* DATA FOR THIS EXERCISE
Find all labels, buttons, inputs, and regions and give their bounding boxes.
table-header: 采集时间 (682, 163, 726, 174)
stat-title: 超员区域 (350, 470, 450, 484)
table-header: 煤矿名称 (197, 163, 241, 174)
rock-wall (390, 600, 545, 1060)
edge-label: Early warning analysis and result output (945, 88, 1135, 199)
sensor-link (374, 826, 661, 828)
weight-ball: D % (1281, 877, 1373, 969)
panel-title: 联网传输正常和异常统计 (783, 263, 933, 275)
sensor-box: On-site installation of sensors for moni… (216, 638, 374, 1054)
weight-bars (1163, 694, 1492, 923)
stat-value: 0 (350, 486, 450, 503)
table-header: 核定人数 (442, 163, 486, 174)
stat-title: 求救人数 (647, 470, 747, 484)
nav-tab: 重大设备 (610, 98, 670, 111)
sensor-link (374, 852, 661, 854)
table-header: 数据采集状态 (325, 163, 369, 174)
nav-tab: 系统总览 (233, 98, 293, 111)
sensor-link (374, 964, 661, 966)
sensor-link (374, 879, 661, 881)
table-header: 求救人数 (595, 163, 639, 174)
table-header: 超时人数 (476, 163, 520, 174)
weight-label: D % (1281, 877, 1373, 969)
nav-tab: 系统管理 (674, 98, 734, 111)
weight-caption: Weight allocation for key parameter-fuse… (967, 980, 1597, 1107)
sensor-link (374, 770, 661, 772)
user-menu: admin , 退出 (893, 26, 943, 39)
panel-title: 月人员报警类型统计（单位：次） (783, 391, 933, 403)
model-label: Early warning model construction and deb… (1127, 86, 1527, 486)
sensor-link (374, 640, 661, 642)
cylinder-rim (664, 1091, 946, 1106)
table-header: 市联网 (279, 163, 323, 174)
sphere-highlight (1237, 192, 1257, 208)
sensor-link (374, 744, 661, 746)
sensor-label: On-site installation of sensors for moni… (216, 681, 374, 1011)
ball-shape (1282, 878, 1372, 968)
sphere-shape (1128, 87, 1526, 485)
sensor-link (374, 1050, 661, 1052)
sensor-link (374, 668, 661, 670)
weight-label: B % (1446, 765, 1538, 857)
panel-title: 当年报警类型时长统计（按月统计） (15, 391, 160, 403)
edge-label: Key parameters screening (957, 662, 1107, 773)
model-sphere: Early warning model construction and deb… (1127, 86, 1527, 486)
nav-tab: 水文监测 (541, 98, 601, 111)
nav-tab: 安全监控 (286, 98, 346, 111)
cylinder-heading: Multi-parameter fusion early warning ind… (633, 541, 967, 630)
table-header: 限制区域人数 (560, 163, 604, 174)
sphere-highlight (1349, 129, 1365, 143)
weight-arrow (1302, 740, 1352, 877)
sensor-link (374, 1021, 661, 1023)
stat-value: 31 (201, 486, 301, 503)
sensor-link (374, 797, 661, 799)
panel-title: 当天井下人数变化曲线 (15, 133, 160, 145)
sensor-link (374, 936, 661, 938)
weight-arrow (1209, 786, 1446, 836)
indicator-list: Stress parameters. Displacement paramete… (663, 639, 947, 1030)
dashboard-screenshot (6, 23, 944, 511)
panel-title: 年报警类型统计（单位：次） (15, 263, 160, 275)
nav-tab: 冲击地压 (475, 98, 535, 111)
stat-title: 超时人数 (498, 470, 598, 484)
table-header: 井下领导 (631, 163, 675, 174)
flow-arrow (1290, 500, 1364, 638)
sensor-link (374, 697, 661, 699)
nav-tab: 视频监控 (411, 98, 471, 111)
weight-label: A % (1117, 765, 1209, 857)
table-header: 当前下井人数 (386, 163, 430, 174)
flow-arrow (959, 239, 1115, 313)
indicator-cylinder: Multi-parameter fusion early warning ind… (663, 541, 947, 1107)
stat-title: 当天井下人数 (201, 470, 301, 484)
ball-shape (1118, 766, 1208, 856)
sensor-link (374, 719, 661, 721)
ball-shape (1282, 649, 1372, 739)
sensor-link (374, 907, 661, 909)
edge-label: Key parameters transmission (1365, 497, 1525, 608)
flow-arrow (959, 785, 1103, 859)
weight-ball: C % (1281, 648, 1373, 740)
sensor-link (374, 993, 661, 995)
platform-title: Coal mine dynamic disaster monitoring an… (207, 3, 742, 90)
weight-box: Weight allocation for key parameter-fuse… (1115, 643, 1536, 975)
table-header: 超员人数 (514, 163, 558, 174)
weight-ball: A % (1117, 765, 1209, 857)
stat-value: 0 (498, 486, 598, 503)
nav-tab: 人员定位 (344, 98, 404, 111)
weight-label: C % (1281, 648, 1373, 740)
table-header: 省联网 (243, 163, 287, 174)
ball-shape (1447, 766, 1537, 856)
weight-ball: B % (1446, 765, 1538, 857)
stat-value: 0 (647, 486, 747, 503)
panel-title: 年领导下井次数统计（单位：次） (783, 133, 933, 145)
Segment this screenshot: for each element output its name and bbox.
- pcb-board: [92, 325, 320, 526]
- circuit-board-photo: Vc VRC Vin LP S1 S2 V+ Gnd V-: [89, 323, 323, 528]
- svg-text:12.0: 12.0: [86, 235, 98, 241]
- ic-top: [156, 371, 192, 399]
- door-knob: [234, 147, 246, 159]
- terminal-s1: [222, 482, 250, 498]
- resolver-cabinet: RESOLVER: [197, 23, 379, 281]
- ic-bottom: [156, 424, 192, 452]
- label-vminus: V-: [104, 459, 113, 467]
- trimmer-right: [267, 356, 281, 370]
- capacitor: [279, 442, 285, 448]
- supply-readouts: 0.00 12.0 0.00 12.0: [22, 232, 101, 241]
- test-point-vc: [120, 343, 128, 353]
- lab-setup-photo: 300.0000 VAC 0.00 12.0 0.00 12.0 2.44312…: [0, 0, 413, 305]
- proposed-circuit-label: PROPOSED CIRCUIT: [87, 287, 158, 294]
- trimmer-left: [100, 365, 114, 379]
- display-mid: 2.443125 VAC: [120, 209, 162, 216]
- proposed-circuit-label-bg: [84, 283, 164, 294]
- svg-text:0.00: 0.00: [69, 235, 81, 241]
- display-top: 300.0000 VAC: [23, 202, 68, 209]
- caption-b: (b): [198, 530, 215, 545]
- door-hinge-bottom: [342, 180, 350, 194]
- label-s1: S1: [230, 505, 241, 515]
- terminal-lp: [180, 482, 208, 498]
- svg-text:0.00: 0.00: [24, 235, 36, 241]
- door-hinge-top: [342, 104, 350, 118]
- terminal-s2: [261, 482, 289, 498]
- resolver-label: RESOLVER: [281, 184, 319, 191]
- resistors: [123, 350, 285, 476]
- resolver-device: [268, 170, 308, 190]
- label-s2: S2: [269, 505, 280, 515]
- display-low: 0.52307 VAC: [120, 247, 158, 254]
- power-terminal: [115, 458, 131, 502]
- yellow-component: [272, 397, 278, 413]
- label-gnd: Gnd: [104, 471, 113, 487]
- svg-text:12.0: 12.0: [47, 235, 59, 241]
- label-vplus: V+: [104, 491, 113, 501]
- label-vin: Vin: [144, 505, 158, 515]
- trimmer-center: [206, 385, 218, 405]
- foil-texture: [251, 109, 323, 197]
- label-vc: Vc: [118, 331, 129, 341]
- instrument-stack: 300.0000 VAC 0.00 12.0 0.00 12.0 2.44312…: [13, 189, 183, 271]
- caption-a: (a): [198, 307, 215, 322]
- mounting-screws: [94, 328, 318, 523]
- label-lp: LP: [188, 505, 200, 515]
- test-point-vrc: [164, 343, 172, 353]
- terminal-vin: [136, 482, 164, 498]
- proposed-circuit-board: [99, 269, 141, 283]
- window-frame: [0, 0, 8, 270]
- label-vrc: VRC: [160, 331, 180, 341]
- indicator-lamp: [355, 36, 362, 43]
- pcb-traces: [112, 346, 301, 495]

* EXERCISE REQUIREMENTS
How many lines in the rows above contain the string "bottom"? Reply with the number alone.

* RESULT FOR THIS EXERCISE
2